======== Given information

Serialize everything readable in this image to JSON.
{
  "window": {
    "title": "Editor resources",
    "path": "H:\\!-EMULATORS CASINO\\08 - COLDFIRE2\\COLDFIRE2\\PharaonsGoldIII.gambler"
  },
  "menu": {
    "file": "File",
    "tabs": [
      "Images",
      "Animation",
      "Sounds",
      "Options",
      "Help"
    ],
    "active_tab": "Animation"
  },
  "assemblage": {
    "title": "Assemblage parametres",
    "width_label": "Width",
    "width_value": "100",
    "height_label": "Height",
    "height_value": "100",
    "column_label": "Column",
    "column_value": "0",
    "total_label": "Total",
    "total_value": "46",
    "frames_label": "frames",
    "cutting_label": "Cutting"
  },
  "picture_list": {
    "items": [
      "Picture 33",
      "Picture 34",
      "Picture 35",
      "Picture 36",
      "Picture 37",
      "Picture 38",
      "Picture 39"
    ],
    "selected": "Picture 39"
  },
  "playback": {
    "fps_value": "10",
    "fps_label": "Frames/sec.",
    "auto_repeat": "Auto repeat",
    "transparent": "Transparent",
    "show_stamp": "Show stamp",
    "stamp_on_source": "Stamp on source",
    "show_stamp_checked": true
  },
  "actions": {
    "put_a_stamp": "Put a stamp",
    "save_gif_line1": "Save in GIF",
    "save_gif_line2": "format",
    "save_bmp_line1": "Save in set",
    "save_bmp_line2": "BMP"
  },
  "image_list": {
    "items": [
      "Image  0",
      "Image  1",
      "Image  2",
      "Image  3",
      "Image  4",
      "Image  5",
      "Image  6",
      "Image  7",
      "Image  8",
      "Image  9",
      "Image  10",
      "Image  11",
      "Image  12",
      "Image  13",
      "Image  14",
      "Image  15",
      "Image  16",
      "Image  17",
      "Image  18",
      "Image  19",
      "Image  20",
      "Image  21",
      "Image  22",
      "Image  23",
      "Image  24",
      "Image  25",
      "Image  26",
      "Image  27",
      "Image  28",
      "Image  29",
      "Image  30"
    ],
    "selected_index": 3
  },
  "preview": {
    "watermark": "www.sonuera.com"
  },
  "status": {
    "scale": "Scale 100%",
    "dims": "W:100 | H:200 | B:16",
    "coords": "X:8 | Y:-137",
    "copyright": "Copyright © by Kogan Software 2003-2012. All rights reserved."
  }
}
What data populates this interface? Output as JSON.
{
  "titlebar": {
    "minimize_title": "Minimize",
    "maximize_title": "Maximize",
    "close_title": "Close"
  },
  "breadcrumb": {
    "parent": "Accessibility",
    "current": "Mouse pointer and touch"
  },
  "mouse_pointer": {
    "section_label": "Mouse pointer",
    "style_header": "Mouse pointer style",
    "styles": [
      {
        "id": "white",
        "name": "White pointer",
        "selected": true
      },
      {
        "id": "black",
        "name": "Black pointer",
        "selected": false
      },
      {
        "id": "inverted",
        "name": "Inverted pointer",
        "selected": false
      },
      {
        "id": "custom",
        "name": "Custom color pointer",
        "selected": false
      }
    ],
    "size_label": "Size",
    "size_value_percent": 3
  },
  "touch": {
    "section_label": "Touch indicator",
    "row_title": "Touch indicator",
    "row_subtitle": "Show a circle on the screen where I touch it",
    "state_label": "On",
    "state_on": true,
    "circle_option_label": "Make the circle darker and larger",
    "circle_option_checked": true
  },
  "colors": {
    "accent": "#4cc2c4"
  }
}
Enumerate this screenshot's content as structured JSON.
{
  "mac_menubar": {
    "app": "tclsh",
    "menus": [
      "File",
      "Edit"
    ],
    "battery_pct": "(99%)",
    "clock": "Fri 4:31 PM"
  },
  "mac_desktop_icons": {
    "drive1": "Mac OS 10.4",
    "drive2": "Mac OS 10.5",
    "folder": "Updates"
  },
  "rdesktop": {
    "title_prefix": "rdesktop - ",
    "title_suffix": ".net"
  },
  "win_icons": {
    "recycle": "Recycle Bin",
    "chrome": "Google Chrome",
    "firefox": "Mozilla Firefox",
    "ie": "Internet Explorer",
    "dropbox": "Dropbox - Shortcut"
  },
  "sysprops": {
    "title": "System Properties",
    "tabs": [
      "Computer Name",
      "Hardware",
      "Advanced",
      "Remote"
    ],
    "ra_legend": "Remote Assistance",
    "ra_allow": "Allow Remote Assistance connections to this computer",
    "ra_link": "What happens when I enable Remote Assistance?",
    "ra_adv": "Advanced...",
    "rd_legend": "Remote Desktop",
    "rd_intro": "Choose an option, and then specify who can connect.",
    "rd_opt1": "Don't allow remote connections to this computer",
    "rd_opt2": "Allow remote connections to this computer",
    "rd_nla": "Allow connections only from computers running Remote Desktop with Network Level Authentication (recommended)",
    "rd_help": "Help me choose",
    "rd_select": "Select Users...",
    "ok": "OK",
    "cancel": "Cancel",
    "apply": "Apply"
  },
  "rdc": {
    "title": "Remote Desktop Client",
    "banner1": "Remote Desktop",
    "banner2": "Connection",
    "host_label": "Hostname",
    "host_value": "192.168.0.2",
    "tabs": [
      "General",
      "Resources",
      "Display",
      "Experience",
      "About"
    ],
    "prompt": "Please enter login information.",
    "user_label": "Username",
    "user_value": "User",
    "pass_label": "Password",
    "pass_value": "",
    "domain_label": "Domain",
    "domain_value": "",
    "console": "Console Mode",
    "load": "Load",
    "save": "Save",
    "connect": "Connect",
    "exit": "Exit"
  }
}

================

Restate each record exactly as written.

Solution:
Serialize everything readable in this image to JSON.
{
  "window": {
    "title": "Editor resources",
    "path": "H:\\!-EMULATORS CASINO\\08 - COLDFIRE2\\COLDFIRE2\\PharaonsGoldIII.gambler"
  },
  "menu": {
    "file": "File",
    "tabs": [
      "Images",
      "Animation",
      "Sounds",
      "Options",
      "Help"
    ],
    "active_tab": "Animation"
  },
  "assemblage": {
    "title": "Assemblage parametres",
    "width_label": "Width",
    "width_value": "100",
    "height_label": "Height",
    "height_value": "100",
    "column_label": "Column",
    "column_value": "0",
    "total_label": "Total",
    "total_value": "46",
    "frames_label": "frames",
    "cutting_label": "Cutting"
  },
  "picture_list": {
    "items": [
      "Picture 33",
      "Picture 34",
      "Picture 35",
      "Picture 36",
      "Picture 37",
      "Picture 38",
      "Picture 39"
    ],
    "selected": "Picture 39"
  },
  "playback": {
    "fps_value": "10",
    "fps_label": "Frames/sec.",
    "auto_repeat": "Auto repeat",
    "transparent": "Transparent",
    "show_stamp": "Show stamp",
    "stamp_on_source": "Stamp on source",
    "show_stamp_checked": true
  },
  "actions": {
    "put_a_stamp": "Put a stamp",
    "save_gif_line1": "Save in GIF",
    "save_gif_line2": "format",
    "save_bmp_line1": "Save in set",
    "save_bmp_line2": "BMP"
  },
  "image_list": {
    "items": [
      "Image  0",
      "Image  1",
      "Image  2",
      "Image  3",
      "Image  4",
      "Image  5",
      "Image  6",
      "Image  7",
      "Image  8",
      "Image  9",
      "Image  10",
      "Image  11",
      "Image  12",
      "Image  13",
      "Image  14",
      "Image  15",
      "Image  16",
      "Image  17",
      "Image  18",
      "Image  19",
      "Image  20",
      "Image  21",
      "Image  22",
      "Image  23",
      "Image  24",
      "Image  25",
      "Image  26",
      "Image  27",
      "Image  28",
      "Image  29",
      "Image  30"
    ],
    "selected_index": 3
  },
  "preview": {
    "watermark": "www.sonuera.com"
  },
  "status": {
    "scale": "Scale 100%",
    "dims": "W:100 | H:200 | B:16",
    "coords": "X:8 | Y:-137",
    "copyright": "Copyright © by Kogan Software 2003-2012. All rights reserved."
  }
}
What data populates this interface? Output as JSON.
{
  "titlebar": {
    "minimize_title": "Minimize",
    "maximize_title": "Maximize",
    "close_title": "Close"
  },
  "breadcrumb": {
    "parent": "Accessibility",
    "current": "Mouse pointer and touch"
  },
  "mouse_pointer": {
    "section_label": "Mouse pointer",
    "style_header": "Mouse pointer style",
    "styles": [
      {
        "id": "white",
        "name": "White pointer",
        "selected": true
      },
      {
        "id": "black",
        "name": "Black pointer",
        "selected": false
      },
      {
        "id": "inverted",
        "name": "Inverted pointer",
        "selected": false
      },
      {
        "id": "custom",
        "name": "Custom color pointer",
        "selected": false
      }
    ],
    "size_label": "Size",
    "size_value_percent": 3
  },
  "touch": {
    "section_label": "Touch indicator",
    "row_title": "Touch indicator",
    "row_subtitle": "Show a circle on the screen where I touch it",
    "state_label": "On",
    "state_on": true,
    "circle_option_label": "Make the circle darker and larger",
    "circle_option_checked": true
  },
  "colors": {
    "accent": "#4cc2c4"
  }
}
Enumerate this screenshot's content as structured JSON.
{
  "mac_menubar": {
    "app": "tclsh",
    "menus": [
      "File",
      "Edit"
    ],
    "battery_pct": "(99%)",
    "clock": "Fri 4:31 PM"
  },
  "mac_desktop_icons": {
    "drive1": "Mac OS 10.4",
    "drive2": "Mac OS 10.5",
    "folder": "Updates"
  },
  "rdesktop": {
    "title_prefix": "rdesktop - ",
    "title_suffix": ".net"
  },
  "win_icons": {
    "recycle": "Recycle Bin",
    "chrome": "Google Chrome",
    "firefox": "Mozilla Firefox",
    "ie": "Internet Explorer",
    "dropbox": "Dropbox - Shortcut"
  },
  "sysprops": {
    "title": "System Properties",
    "tabs": [
      "Computer Name",
      "Hardware",
      "Advanced",
      "Remote"
    ],
    "ra_legend": "Remote Assistance",
    "ra_allow": "Allow Remote Assistance connections to this computer",
    "ra_link": "What happens when I enable Remote Assistance?",
    "ra_adv": "Advanced...",
    "rd_legend": "Remote Desktop",
    "rd_intro": "Choose an option, and then specify who can connect.",
    "rd_opt1": "Don't allow remote connections to this computer",
    "rd_opt2": "Allow remote connections to this computer",
    "rd_nla": "Allow connections only from computers running Remote Desktop with Network Level Authentication (recommended)",
    "rd_help": "Help me choose",
    "rd_select": "Select Users...",
    "ok": "OK",
    "cancel": "Cancel",
    "apply": "Apply"
  },
  "rdc": {
    "title": "Remote Desktop Client",
    "banner1": "Remote Desktop",
    "banner2": "Connection",
    "host_label": "Hostname",
    "host_value": "192.168.0.2",
    "tabs": [
      "General",
      "Resources",
      "Display",
      "Experience",
      "About"
    ],
    "prompt": "Please enter login information.",
    "user_label": "Username",
    "user_value": "User",
    "pass_label": "Password",
    "pass_value": "",
    "domain_label": "Domain",
    "domain_value": "",
    "console": "Console Mode",
    "load": "Load",
    "save": "Save",
    "connect": "Connect",
    "exit": "Exit"
  }
}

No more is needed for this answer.